◆ **Supplied records**
···

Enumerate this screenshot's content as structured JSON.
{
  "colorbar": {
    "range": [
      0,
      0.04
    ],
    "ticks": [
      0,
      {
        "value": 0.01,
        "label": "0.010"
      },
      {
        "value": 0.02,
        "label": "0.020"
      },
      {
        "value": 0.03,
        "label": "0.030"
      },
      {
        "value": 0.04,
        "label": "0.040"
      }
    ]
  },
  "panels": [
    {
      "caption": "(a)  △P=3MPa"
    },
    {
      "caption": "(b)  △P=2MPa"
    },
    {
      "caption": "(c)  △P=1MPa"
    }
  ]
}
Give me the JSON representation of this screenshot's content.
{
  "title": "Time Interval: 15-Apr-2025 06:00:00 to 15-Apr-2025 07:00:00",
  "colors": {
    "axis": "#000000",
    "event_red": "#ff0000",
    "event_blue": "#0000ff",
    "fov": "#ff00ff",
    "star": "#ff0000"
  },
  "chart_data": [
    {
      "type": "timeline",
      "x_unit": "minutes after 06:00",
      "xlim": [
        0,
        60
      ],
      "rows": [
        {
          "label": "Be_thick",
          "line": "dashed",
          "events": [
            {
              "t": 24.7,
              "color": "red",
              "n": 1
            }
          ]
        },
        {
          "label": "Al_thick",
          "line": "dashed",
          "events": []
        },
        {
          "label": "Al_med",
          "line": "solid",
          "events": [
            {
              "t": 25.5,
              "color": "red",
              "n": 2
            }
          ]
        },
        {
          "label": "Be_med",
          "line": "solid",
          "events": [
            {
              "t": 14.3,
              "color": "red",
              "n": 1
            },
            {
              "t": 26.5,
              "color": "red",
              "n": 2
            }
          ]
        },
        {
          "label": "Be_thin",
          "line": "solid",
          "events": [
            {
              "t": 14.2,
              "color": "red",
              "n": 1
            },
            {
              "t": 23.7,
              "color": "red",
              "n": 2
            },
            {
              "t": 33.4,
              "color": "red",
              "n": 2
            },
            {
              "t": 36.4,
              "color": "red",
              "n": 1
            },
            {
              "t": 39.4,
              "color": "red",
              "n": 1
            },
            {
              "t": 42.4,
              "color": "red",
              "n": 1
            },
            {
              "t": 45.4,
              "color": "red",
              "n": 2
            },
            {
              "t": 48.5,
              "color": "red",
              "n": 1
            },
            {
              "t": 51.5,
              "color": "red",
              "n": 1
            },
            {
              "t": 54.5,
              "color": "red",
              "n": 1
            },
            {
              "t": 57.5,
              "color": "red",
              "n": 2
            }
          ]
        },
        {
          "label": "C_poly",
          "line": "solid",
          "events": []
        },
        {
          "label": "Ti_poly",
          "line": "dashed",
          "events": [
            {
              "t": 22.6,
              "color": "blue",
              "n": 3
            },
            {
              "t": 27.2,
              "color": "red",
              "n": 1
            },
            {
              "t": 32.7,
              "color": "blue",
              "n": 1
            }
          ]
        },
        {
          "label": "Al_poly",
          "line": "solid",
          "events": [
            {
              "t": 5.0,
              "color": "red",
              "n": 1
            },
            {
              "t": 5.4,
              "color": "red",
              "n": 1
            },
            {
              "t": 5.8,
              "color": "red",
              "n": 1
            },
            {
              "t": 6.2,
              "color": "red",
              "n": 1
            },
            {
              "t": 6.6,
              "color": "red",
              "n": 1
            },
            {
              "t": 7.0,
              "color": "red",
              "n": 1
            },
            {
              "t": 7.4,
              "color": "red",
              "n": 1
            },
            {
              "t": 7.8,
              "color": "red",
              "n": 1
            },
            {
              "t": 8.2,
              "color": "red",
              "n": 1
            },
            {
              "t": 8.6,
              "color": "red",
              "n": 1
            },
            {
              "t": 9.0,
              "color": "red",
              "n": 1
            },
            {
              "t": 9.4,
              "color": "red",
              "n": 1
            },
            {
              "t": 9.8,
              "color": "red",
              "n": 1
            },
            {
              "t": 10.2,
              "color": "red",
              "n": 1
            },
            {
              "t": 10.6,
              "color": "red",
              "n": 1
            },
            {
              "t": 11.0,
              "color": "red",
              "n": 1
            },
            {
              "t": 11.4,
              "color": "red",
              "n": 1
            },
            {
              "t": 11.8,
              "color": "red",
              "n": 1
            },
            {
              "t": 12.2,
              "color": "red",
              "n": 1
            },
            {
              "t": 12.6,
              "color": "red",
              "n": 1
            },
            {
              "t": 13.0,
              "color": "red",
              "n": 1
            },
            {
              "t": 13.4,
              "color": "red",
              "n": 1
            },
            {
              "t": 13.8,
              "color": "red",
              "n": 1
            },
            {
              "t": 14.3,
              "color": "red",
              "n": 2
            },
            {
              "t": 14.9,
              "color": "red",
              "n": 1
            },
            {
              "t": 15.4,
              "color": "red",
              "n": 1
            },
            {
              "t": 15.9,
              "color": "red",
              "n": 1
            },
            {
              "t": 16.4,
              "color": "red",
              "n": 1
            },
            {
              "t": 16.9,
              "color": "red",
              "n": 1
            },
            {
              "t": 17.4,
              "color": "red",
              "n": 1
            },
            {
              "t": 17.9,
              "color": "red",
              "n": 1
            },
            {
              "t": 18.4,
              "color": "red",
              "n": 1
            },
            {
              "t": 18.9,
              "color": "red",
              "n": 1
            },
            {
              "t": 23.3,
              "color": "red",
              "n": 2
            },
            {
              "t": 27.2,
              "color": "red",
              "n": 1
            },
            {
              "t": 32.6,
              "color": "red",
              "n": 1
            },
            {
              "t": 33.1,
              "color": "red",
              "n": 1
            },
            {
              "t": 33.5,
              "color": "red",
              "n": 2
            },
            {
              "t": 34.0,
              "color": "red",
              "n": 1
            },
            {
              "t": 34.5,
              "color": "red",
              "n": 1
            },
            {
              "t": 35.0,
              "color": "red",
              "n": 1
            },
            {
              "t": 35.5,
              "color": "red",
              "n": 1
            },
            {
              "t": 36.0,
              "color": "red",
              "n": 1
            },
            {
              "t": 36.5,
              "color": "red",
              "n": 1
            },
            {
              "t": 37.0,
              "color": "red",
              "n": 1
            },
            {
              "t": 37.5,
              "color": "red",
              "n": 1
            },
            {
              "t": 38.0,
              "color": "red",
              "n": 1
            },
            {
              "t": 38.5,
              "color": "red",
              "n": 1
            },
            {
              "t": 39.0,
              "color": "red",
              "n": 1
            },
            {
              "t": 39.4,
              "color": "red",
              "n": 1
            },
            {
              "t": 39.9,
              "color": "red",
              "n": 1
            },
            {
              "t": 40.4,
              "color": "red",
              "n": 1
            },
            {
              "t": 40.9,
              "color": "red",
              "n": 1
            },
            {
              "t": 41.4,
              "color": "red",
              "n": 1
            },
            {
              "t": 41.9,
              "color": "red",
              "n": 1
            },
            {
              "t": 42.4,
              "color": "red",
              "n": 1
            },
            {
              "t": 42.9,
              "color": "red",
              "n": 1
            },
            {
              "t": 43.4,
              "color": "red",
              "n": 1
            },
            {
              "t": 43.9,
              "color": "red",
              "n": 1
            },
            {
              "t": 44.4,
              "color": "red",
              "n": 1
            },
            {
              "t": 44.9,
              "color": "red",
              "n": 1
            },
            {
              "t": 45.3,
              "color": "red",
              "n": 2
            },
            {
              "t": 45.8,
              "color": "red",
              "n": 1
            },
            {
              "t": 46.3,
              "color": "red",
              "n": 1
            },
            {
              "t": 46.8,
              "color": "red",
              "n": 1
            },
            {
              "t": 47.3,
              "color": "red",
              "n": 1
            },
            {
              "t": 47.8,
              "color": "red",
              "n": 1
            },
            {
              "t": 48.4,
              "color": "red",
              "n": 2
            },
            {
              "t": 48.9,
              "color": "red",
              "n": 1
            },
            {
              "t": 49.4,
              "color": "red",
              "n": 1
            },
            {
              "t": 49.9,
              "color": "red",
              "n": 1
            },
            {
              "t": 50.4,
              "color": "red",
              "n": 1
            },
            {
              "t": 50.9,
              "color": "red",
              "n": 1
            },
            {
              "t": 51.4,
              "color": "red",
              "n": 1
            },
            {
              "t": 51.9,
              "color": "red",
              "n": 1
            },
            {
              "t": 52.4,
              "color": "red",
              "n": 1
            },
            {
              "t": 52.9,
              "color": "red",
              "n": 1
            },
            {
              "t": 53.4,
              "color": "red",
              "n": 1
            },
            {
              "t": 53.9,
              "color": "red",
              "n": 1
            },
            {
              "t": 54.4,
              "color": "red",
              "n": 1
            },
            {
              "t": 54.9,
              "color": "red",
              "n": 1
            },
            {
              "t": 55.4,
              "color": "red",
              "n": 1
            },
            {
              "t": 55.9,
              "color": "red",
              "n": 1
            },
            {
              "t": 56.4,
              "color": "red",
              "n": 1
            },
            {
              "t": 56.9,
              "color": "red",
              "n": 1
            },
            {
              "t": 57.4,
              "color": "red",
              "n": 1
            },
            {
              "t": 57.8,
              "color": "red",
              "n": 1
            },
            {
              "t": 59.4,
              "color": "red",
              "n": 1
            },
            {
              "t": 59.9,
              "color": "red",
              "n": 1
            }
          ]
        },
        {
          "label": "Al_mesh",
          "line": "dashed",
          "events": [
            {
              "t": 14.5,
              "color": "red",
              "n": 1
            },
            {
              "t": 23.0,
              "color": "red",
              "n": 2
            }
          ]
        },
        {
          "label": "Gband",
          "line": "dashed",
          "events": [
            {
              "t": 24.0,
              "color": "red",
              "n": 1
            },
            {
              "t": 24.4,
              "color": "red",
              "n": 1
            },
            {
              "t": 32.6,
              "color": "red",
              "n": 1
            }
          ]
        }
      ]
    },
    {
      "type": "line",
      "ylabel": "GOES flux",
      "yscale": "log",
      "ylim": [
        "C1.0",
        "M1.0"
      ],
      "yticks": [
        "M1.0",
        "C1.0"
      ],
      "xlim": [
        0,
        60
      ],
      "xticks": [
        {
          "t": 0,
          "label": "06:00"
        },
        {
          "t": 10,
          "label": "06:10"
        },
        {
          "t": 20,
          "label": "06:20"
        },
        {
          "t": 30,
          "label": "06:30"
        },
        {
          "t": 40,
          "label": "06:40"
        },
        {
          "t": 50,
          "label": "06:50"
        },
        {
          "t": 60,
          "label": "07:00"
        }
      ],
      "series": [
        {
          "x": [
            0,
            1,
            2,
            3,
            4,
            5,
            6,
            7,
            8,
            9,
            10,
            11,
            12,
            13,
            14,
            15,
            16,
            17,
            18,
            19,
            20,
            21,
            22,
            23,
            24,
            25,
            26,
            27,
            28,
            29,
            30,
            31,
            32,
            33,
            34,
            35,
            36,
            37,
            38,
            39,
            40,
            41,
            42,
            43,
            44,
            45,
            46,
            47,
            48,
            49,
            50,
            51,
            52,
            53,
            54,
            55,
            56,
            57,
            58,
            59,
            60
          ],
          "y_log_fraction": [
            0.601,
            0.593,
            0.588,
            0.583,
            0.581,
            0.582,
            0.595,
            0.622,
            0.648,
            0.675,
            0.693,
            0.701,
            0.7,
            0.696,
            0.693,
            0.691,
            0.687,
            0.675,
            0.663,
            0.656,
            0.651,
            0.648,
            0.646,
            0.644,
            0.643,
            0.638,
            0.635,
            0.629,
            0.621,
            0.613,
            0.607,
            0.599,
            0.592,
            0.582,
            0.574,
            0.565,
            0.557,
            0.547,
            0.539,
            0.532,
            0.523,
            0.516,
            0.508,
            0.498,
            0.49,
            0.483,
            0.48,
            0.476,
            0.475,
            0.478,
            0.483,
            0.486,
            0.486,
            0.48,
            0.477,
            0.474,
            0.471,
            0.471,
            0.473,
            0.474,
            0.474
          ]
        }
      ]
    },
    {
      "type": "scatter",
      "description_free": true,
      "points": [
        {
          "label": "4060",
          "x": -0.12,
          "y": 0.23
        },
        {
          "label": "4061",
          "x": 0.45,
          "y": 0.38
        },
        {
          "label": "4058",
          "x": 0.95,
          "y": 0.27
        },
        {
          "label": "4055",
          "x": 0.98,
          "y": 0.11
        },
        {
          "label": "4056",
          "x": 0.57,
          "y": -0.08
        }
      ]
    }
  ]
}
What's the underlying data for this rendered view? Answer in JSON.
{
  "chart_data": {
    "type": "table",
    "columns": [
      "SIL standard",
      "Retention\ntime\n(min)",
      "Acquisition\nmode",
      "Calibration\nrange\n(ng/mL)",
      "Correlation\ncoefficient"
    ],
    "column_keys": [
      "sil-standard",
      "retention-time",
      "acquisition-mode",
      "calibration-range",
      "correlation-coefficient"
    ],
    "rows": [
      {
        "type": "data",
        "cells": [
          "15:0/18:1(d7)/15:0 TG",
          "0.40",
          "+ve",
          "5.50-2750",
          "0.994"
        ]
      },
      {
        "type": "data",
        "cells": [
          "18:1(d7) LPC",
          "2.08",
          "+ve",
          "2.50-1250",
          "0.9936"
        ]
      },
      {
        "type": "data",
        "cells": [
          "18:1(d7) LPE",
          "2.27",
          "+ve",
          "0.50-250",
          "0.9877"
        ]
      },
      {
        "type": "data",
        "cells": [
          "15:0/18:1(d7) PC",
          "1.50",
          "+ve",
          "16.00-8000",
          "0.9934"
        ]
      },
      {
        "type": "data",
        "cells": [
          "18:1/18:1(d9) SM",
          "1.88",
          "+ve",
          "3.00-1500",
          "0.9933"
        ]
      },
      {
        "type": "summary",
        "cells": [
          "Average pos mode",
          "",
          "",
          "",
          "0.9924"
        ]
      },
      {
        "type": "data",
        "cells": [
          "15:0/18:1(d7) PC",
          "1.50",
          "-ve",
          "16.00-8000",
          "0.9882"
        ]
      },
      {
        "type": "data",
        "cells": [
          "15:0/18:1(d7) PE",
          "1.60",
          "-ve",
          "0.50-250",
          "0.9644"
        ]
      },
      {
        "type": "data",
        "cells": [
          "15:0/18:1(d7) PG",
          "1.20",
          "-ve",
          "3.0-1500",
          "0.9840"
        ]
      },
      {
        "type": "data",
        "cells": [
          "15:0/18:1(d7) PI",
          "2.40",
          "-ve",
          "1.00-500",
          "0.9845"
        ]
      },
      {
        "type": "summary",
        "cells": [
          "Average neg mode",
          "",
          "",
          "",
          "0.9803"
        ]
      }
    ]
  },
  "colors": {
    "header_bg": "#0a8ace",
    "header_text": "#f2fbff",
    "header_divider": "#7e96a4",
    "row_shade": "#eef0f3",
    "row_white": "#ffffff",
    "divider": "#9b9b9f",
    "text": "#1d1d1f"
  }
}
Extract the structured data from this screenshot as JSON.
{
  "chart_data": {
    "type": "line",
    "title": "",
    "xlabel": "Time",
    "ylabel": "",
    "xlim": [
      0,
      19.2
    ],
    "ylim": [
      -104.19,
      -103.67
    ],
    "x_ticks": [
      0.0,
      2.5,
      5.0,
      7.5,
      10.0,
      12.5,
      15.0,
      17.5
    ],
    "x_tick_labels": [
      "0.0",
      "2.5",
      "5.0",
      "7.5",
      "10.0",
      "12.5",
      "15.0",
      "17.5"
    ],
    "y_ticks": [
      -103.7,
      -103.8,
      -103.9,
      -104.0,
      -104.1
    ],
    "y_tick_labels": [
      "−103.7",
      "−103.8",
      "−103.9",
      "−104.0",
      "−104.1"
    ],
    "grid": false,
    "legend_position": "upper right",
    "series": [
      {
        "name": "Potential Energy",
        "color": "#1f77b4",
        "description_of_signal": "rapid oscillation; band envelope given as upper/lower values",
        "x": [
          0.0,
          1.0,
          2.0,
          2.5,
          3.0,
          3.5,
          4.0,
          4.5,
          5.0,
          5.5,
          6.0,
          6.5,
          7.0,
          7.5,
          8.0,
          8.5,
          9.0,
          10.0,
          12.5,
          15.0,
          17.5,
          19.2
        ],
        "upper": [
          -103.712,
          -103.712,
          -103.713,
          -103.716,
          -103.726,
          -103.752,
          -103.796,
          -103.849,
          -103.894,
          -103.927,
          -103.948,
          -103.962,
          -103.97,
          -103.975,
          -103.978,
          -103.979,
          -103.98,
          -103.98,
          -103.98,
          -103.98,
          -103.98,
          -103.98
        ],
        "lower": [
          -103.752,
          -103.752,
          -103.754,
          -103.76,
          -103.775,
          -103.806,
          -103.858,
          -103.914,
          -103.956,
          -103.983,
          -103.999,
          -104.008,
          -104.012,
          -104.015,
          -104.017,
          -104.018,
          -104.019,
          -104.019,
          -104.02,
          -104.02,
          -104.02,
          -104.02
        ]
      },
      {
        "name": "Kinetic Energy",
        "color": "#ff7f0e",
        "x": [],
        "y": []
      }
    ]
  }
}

···

◆ **Problem to solve**
Read the entries above, then pull out the lines that include "title".

◆ **Full solution**
  "title": "Time Interval: 15-Apr-2025 06:00:00 to 15-Apr-2025 07:00:00",
    "title": "",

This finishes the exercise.